## BEGIN

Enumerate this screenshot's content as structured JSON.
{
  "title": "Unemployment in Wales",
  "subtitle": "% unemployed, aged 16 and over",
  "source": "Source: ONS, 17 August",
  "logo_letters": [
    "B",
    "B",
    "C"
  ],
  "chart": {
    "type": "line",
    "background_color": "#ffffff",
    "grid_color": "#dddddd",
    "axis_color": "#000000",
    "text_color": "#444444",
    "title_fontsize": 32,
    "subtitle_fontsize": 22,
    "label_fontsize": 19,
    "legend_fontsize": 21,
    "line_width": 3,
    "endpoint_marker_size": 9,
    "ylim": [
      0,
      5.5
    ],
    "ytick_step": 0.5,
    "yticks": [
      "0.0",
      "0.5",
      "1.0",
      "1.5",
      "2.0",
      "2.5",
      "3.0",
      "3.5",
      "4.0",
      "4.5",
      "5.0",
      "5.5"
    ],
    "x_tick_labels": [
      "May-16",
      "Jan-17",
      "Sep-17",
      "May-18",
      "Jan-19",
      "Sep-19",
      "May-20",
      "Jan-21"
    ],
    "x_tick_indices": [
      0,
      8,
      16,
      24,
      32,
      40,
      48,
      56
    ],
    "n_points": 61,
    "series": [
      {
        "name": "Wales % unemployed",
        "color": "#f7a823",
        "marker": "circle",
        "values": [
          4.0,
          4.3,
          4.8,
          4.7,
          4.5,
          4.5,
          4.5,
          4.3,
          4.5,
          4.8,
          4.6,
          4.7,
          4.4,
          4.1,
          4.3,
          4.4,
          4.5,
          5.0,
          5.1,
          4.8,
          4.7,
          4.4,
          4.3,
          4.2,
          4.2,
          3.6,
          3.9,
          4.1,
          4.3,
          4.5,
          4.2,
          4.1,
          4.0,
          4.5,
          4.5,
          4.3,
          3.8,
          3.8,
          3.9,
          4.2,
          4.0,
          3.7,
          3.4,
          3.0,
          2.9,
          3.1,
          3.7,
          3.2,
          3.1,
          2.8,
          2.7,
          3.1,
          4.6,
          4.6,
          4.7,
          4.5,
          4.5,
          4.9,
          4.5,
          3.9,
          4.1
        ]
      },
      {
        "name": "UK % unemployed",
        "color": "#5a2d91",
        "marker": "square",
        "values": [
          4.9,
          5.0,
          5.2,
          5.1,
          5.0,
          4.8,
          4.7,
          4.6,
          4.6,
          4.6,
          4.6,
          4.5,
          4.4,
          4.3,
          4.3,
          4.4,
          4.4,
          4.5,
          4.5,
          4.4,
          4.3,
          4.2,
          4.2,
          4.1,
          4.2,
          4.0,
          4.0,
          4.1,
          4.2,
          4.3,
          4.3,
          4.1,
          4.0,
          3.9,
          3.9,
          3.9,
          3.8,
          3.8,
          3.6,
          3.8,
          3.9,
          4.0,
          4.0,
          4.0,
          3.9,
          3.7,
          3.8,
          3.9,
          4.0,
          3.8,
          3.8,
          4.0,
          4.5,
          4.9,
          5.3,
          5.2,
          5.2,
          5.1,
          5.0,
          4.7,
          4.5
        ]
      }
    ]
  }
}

## END

- [Task objective] Reproduce each line of the entries in which the word "name" is found.

- [Expected output]
        "name": "Wales % unemployed",
        "name": "UK % unemployed",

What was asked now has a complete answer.